*The request*. Leaving the pictures aside, transcribe every line below exactly.

____ Exercise materials

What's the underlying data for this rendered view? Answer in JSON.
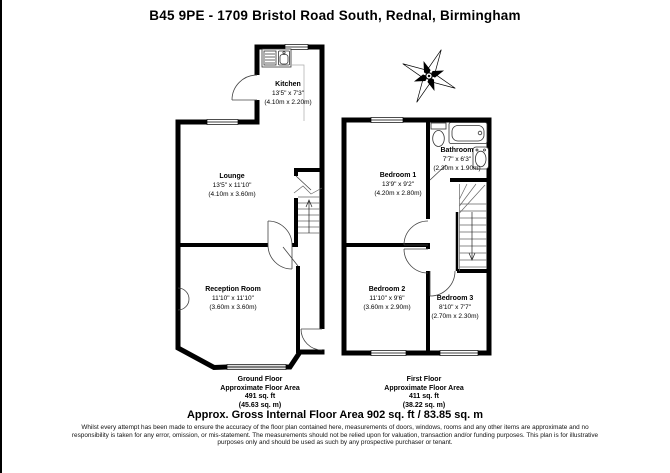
{
  "title": "B45 9PE - 1709 Bristol Road South, Rednal, Birmingham",
  "ground_floor": {
    "caption": {
      "floor_name": "Ground Floor",
      "area_label": "Approximate Floor Area",
      "area_imperial": "491 sq. ft",
      "area_metric": "(45.63 sq. m)"
    },
    "rooms": {
      "kitchen": {
        "name": "Kitchen",
        "size_imperial": "13'5\" x 7'3\"",
        "size_metric": "(4.10m x 2.20m)"
      },
      "lounge": {
        "name": "Lounge",
        "size_imperial": "13'5\" x 11'10\"",
        "size_metric": "(4.10m x 3.60m)"
      },
      "reception": {
        "name": "Reception Room",
        "size_imperial": "11'10\" x 11'10\"",
        "size_metric": "(3.60m x 3.60m)"
      }
    }
  },
  "first_floor": {
    "caption": {
      "floor_name": "First Floor",
      "area_label": "Approximate Floor Area",
      "area_imperial": "411 sq. ft",
      "area_metric": "(38.22 sq. m)"
    },
    "rooms": {
      "bedroom1": {
        "name": "Bedroom 1",
        "size_imperial": "13'9\" x 9'2\"",
        "size_metric": "(4.20m x 2.80m)"
      },
      "bathroom": {
        "name": "Bathroom",
        "size_imperial": "7'7\" x 6'3\"",
        "size_metric": "(2.30m x 1.90m)"
      },
      "bedroom2": {
        "name": "Bedroom 2",
        "size_imperial": "11'10\" x 9'6\"",
        "size_metric": "(3.60m x 2.90m)"
      },
      "bedroom3": {
        "name": "Bedroom 3",
        "size_imperial": "8'10\" x 7'7\"",
        "size_metric": "(2.70m x 2.30m)"
      }
    }
  },
  "summary": "Approx. Gross Internal Floor Area 902 sq. ft / 83.85 sq. m",
  "disclaimer": "Whilst every attempt has been made to ensure the accuracy of the floor plan contained here, measurements of doors, windows, rooms and any other items are approximate and no responsibility is taken for any error, omission, or mis-statement. The measurements should not be relied upon for valuation, transaction and/or funding purposes. This plan is for illustrative purposes only and should be used as such by any prospective purchaser or tenant.",
  "colors": {
    "wall": "#000000",
    "background": "#ffffff",
    "fixture": "#444444"
  }
}
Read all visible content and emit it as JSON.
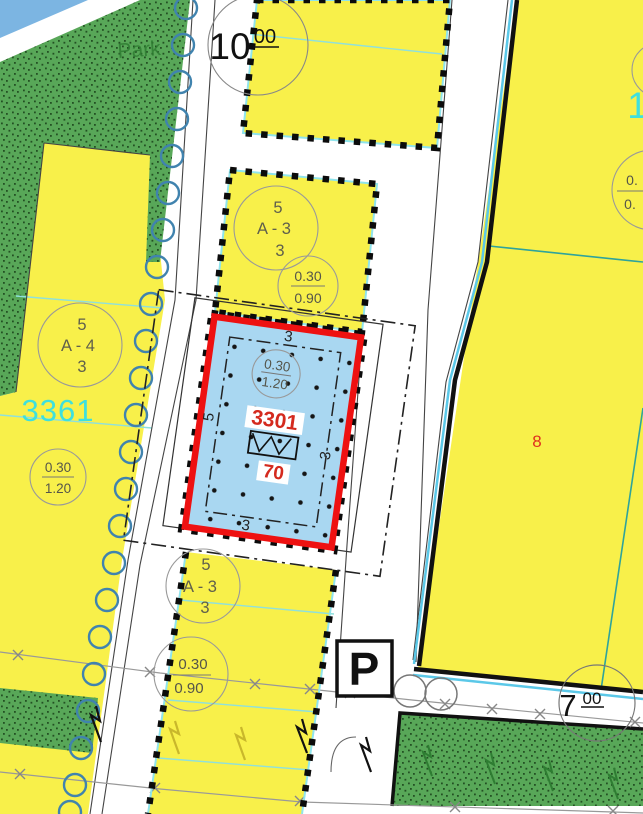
{
  "map": {
    "park_label": "Park",
    "street_top": {
      "num": "10",
      "sup": "00"
    },
    "street_bottom": {
      "num": "7",
      "sup": "00"
    },
    "parking": "P",
    "left_block_number": "3361",
    "right_block_number_cut": "1",
    "right_parcel_number": "8",
    "focus_parcel": {
      "number": "3301",
      "area": "70",
      "setback_top": "3",
      "setback_left": "5",
      "setback_right": "3",
      "setback_bottom": "3"
    },
    "zone_a3": {
      "l1": "5",
      "l2": "A - 3",
      "l3": "3"
    },
    "zone_a4": {
      "l1": "5",
      "l2": "A - 4",
      "l3": "3"
    },
    "coef_090": {
      "top": "0.30",
      "bottom": "0.90"
    },
    "coef_120": {
      "top": "0.30",
      "bottom": "1.20"
    },
    "coef_cut": {
      "top": "0.",
      "bottom": "0."
    },
    "colors": {
      "parcel_fill": "#A9D7F1",
      "boundary_red": "#EE1111",
      "parcel_yellow": "#F8F04A",
      "green_area": "#58A758",
      "cyan_text": "#3EE0DE",
      "red_text": "#D42A1E"
    }
  }
}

________

*Answer for this exercise*.
What's the underlying data for this rendered view? Answer in JSON.
{
  "title": "B45 9PE - 1709 Bristol Road South, Rednal, Birmingham",
  "ground_floor": {
    "caption": {
      "floor_name": "Ground Floor",
      "area_label": "Approximate Floor Area",
      "area_imperial": "491 sq. ft",
      "area_metric": "(45.63 sq. m)"
    },
    "rooms": {
      "kitchen": {
        "name": "Kitchen",
        "size_imperial": "13'5\" x 7'3\"",
        "size_metric": "(4.10m x 2.20m)"
      },
      "lounge": {
        "name": "Lounge",
        "size_imperial": "13'5\" x 11'10\"",
        "size_metric": "(4.10m x 3.60m)"
      },
      "reception": {
        "name": "Reception Room",
        "size_imperial": "11'10\" x 11'10\"",
        "size_metric": "(3.60m x 3.60m)"
      }
    }
  },
  "first_floor": {
    "caption": {
      "floor_name": "First Floor",
      "area_label": "Approximate Floor Area",
      "area_imperial": "411 sq. ft",
      "area_metric": "(38.22 sq. m)"
    },
    "rooms": {
      "bedroom1": {
        "name": "Bedroom 1",
        "size_imperial": "13'9\" x 9'2\"",
        "size_metric": "(4.20m x 2.80m)"
      },
      "bathroom": {
        "name": "Bathroom",
        "size_imperial": "7'7\" x 6'3\"",
        "size_metric": "(2.30m x 1.90m)"
      },
      "bedroom2": {
        "name": "Bedroom 2",
        "size_imperial": "11'10\" x 9'6\"",
        "size_metric": "(3.60m x 2.90m)"
      },
      "bedroom3": {
        "name": "Bedroom 3",
        "size_imperial": "8'10\" x 7'7\"",
        "size_metric": "(2.70m x 2.30m)"
      }
    }
  },
  "summary": "Approx. Gross Internal Floor Area 902 sq. ft / 83.85 sq. m",
  "disclaimer": "Whilst every attempt has been made to ensure the accuracy of the floor plan contained here, measurements of doors, windows, rooms and any other items are approximate and no responsibility is taken for any error, omission, or mis-statement. The measurements should not be relied upon for valuation, transaction and/or funding purposes. This plan is for illustrative purposes only and should be used as such by any prospective purchaser or tenant.",
  "colors": {
    "wall": "#000000",
    "background": "#ffffff",
    "fixture": "#444444"
  }
}
Read all visible content and emit it as JSON.
{
  "map": {
    "park_label": "Park",
    "street_top": {
      "num": "10",
      "sup": "00"
    },
    "street_bottom": {
      "num": "7",
      "sup": "00"
    },
    "parking": "P",
    "left_block_number": "3361",
    "right_block_number_cut": "1",
    "right_parcel_number": "8",
    "focus_parcel": {
      "number": "3301",
      "area": "70",
      "setback_top": "3",
      "setback_left": "5",
      "setback_right": "3",
      "setback_bottom": "3"
    },
    "zone_a3": {
      "l1": "5",
      "l2": "A - 3",
      "l3": "3"
    },
    "zone_a4": {
      "l1": "5",
      "l2": "A - 4",
      "l3": "3"
    },
    "coef_090": {
      "top": "0.30",
      "bottom": "0.90"
    },
    "coef_120": {
      "top": "0.30",
      "bottom": "1.20"
    },
    "coef_cut": {
      "top": "0.",
      "bottom": "0."
    },
    "colors": {
      "parcel_fill": "#A9D7F1",
      "boundary_red": "#EE1111",
      "parcel_yellow": "#F8F04A",
      "green_area": "#58A758",
      "cyan_text": "#3EE0DE",
      "red_text": "#D42A1E"
    }
  }
}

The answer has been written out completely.